**DIRECTIONS**
Scan the listing below and copy every line holding "Планы".

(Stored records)
-- Start --
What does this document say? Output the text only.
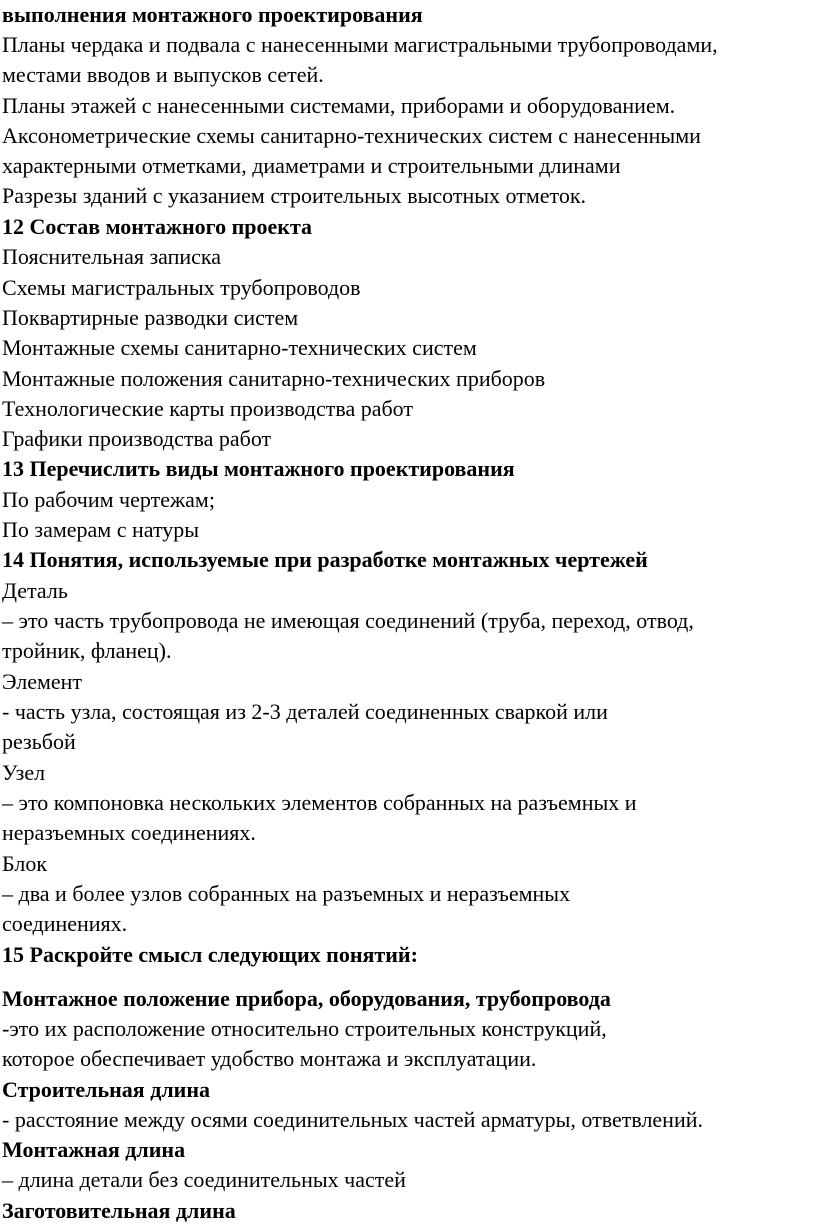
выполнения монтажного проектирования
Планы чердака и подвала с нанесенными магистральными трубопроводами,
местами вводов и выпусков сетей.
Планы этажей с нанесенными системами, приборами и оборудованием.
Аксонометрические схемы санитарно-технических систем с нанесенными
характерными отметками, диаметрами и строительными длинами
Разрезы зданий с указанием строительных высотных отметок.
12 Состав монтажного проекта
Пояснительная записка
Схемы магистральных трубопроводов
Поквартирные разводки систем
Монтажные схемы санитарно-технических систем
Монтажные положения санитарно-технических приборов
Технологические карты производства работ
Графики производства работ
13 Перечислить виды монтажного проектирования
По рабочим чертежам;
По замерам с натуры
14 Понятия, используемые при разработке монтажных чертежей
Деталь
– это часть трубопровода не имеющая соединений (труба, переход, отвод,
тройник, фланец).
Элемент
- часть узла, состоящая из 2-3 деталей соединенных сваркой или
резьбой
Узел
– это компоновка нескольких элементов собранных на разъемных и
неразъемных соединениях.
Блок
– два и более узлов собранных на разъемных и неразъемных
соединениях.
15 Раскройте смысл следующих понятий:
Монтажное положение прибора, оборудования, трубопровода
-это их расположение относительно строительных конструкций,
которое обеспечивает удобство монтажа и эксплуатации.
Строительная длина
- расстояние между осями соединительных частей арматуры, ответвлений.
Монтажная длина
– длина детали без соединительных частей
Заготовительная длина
-- End --
-- Start --
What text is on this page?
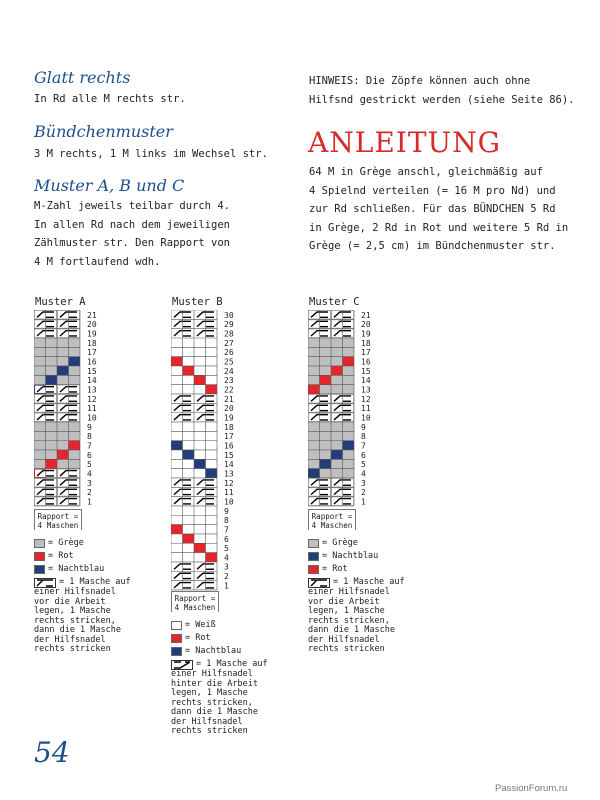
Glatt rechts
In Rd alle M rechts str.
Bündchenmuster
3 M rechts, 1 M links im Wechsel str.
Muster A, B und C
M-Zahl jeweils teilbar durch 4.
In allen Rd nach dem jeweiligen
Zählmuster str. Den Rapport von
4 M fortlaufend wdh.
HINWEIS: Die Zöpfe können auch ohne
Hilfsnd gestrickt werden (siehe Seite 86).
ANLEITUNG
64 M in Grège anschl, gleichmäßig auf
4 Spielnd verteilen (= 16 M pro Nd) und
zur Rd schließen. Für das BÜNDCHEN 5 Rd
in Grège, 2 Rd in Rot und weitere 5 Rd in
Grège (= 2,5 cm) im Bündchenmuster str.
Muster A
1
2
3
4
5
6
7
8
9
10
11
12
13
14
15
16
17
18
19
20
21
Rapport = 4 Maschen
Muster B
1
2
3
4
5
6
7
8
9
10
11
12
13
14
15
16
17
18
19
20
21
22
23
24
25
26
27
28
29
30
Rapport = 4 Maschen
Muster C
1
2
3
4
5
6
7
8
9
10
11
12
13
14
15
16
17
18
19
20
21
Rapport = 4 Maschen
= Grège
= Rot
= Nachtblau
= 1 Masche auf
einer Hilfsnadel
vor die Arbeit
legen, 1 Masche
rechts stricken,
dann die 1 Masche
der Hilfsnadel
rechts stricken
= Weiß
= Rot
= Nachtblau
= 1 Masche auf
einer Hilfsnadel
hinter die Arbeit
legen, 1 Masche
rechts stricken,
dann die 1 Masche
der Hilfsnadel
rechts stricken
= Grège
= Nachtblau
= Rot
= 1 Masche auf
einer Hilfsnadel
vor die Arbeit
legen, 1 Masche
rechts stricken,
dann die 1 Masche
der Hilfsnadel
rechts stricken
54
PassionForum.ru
-- End --
**WORKED SOLUTION**
Планы чердака и подвала с нанесенными магистральными трубопроводами,
Планы этажей с нанесенными системами, приборами и оборудованием.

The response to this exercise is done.